What is expected ▸ Your task is to copy every line of the records below that contains "text".

Provided data ▸
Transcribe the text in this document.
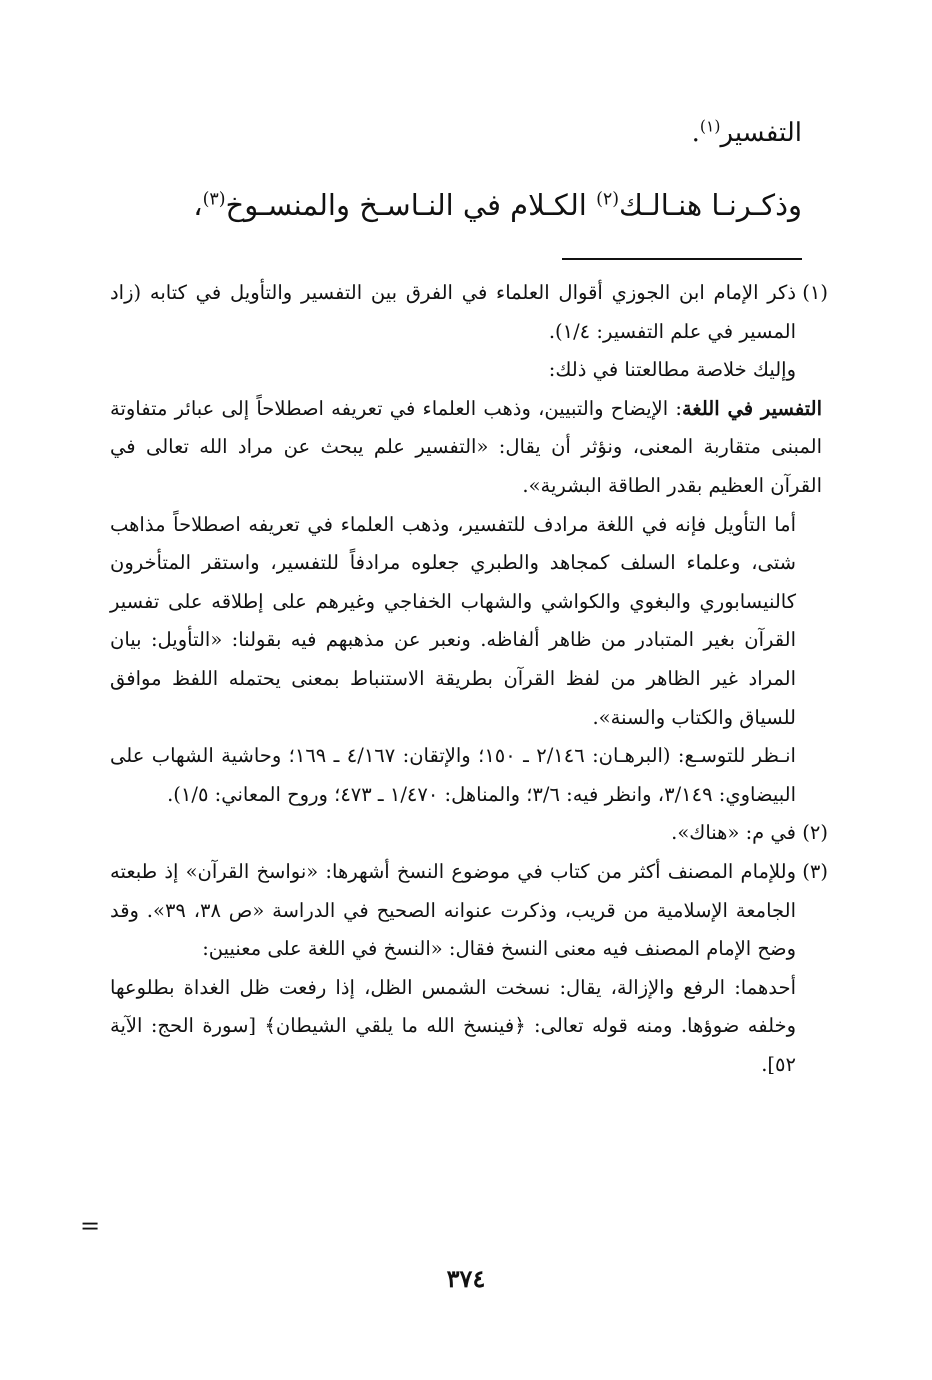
التفسير$^{(١)}$.
وذكـرنـا هنـالـك$^{(٢)}$ الكـلام في النـاسـخ والمنسـوخ$^{(٣)}$،
(١)

ذكر الإمام ابن الجوزي أقوال العلماء في الفرق بين التفسير والتأويل في كتابه (زاد المسير في علم التفسير: ١/٤).

وإليك خلاصة مطالعتنا في ذلك:

التفسير في اللغة: الإيضاح والتبيين، وذهب العلماء في تعريفه اصطلاحاً إلى عبائر متفاوتة المبنى متقاربة المعنى، ونؤثر أن يقال: «التفسير علم يبحث عن مراد الله تعالى في القرآن العظيم بقدر الطاقة البشرية».

أما التأويل فإنه في اللغة مرادف للتفسير، وذهب العلماء في تعريفه اصطلاحاً مذاهب شتى، وعلماء السلف كمجاهد والطبري جعلوه مرادفاً للتفسير، واستقر المتأخرون كالنيسابوري والبغوي والكواشي والشهاب الخفاجي وغيرهم على إطلاقه على تفسير القرآن بغير المتبادر من ظاهر ألفاظه. ونعبر عن مذهبهم فيه بقولنا: «التأويل: بيان المراد غير الظاهر من لفظ القرآن بطريقة الاستنباط بمعنى يحتمله اللفظ موافق للسياق والكتاب والسنة».

انـظر للتوسـع: (البرهـان: ٢/١٤٦ ـ ١٥٠؛ والإتقان: ٤/١٦٧ ـ ١٦٩؛ وحاشية الشهاب على البيضاوي: ٣/١٤٩، وانظر فيه: ٣/٦؛ والمناهل: ١/٤٧٠ ـ ٤٧٣؛ وروح المعاني: ١/٥).

(٢)

في م: «هناك».

(٣)

وللإمام المصنف أكثر من كتاب في موضوع النسخ أشهرها: «نواسخ القرآن» إذ طبعته الجامعة الإسلامية من قريب، وذكرت عنوانه الصحيح في الدراسة «ص ٣٨، ٣٩». وقد وضح الإمام المصنف فيه معنى النسخ فقال: «النسخ في اللغة على معنيين:

أحدهما: الرفع والإزالة، يقال: نسخت الشمس الظل، إذا رفعت ظل الغداة بطلوعها وخلفه ضوؤها. ومنه قوله تعالى: ﴿فينسخ الله ما يلقي الشيطان﴾ [سورة الحج: الآية ٥٢].

=
٣٧٤
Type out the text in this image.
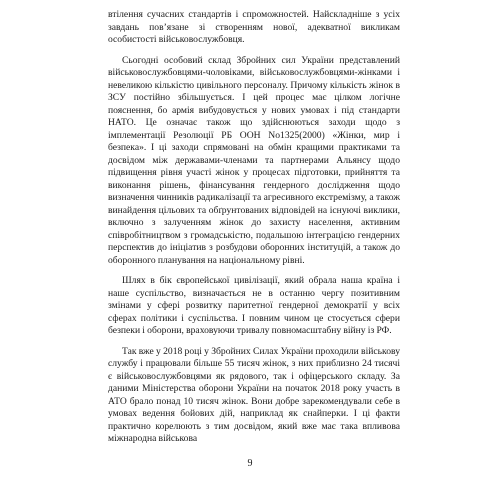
втілення сучасних стандартів і спроможностей. Найскладніше з усіх завдань пов’язане зі створенням нової, адекватної викликам особистості військовослужбовця.

Сьогодні особовий склад Збройних сил України представлений військовослужбовцями-чоловіками, військовослужбовцями-жінками і невеликою кількістю цивільного персоналу. Причому кількість жінок в ЗСУ постійно збільшується. І цей процес має цілком логічне пояснення, бо армія вибудовується у нових умовах і під стандарти НАТО. Це означає також що здійснюються заходи щодо з імплементації Резолюції РБ ООН No1325(2000) «Жінки, мир і безпека». І ці заходи спрямовані на обмін кращими практиками та досвідом між державами-членами та партнерами Альянсу щодо підвищення рівня участі жінок у процесах підготовки, прийняття та виконання рішень, фінансування гендерного дослідження щодо визначення чинників радикалізації та агресивного екстремізму, а також винайдення цільових та обґрунтованих відповідей на існуючі виклики, включно з залученням жінок до захисту населення, активним співробітництвом з громадськістю, подальшою інтеграцією гендерних перспектив до ініціатив з розбудови оборонних інституцій, а також до оборонного планування на національному рівні.

Шлях в бік європейської цивілізації, який обрала наша країна і наше суспільство, визначається не в останню чергу позитивним змінами у сфері розвитку паритетної гендерної демократії у всіх сферах політики і суспільства. І повним чином це стосується сфери безпеки і оборони, враховуючи тривалу повномасштабну війну із РФ.

Так вже у 2018 році у Збройних Силах України проходили військову службу і працювали більше 55 тисяч жінок, з них приблизно 24 тисячі є військовослужбовцями як рядового, так і офіцерського складу. За даними Міністерства оборони України на початок 2018 року участь в АТО брало понад 10 тисяч жінок. Вони добре зарекомендували себе в умовах ведення бойових дій, наприклад як снайперки. І ці факти практично корелюють з тим досвідом, який вже має така впливова міжнародна військова

9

The completed task ▸
Transcribe the text in this document.
Type out the text in this image.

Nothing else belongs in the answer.